Which lines hold the word "Елена"? Copy each one.

— Entries shown —
—————
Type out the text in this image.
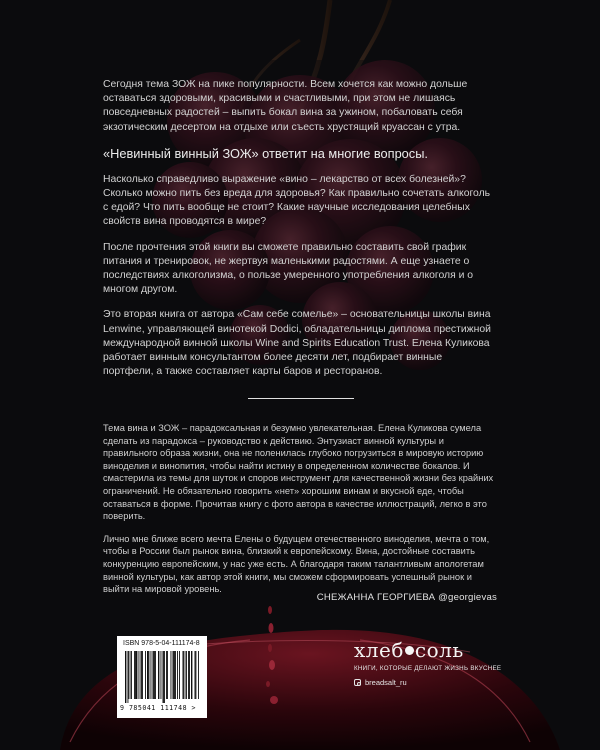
Сегодня тема ЗОЖ на пике популярности. Всем хочется как можно дольше оставаться здоровыми, красивыми и счастливыми, при этом не лишаясь повседневных радостей – выпить бокал вина за ужином, побаловать себя экзотическим десертом на отдыхе или съесть хрустящий круассан с утра.

«Невинный винный ЗОЖ» ответит на многие вопросы.

Насколько справедливо выражение «вино – лекарство от всех болезней»? Сколько можно пить без вреда для здоровья? Как правильно сочетать алкоголь с едой? Что пить вообще не стоит? Какие научные исследования целебных свойств вина проводятся в мире?

После прочтения этой книги вы сможете правильно составить свой график питания и тренировок, не жертвуя маленькими радостями. А еще узнаете о последствиях алкоголизма, о пользе умеренного употребления алкоголя и о многом другом.

Это вторая книга от автора «Сам себе сомелье» – основательницы школы вина Lenwine, управляющей винотекой Dodici, обладательницы диплома престижной международной винной школы Wine and Spirits Education Trust. Елена Куликова работает винным консультантом более десяти лет, подбирает винные портфели, а также составляет карты баров и ресторанов.

Тема вина и ЗОЖ – парадоксальная и безумно увлекательная. Елена Куликова сумела сделать из парадокса – руководство к действию. Энтузиаст винной культуры и правильного образа жизни, она не поленилась глубоко погрузиться в мировую историю виноделия и винопития, чтобы найти истину в определенном количестве бокалов. И смастерила из темы для шуток и споров инструмент для качественной жизни без крайних ограничений. Не обязательно говорить «нет» хорошим винам и вкусной еде, чтобы оставаться в форме. Прочитав книгу с фото автора в качестве иллюстраций, легко в это поверить.

Лично мне ближе всего мечта Елены о будущем отечественного виноделия, мечта о том, чтобы в России был рынок вина, близкий к европейскому. Вина, достойные составить конкуренцию европейским, у нас уже есть. А благодаря таким талантливым апологетам винной культуры, как автор этой книги, мы сможем сформировать успешный рынок и выйти на мировой уровень.

СНЕЖАННА ГЕОРГИЕВА @georgievas
ISBN 978-5-04-111174-8
9 785041 111748 >
хлеб соль
КНИГИ, КОТОРЫЕ ДЕЛАЮТ ЖИЗНЬ ВКУСНЕЕ
breadsalt_ru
—————
— Complete answer —
Это вторая книга от автора «Сам себе сомелье» – основательницы школы вина Lenwine, управляющей винотекой Dodici, обладательницы диплома престижной международной винной школы Wine and Spirits Education Trust. Елена Куликова работает винным консультантом более десяти лет, подбирает винные портфели, а также составляет карты баров и ресторанов.
Тема вина и ЗОЖ – парадоксальная и безумно увлекательная. Елена Куликова сумела сделать из парадокса – руководство к действию. Энтузиаст винной культуры и правильного образа жизни, она не поленилась глубоко погрузиться в мировую историю виноделия и винопития, чтобы найти истину в определенном количестве бокалов. И смастерила из темы для шуток и споров инструмент для качественной жизни без крайних ограничений. Не обязательно говорить «нет» хорошим винам и вкусной еде, чтобы оставаться в форме. Прочитав книгу с фото автора в качестве иллюстраций, легко в это поверить.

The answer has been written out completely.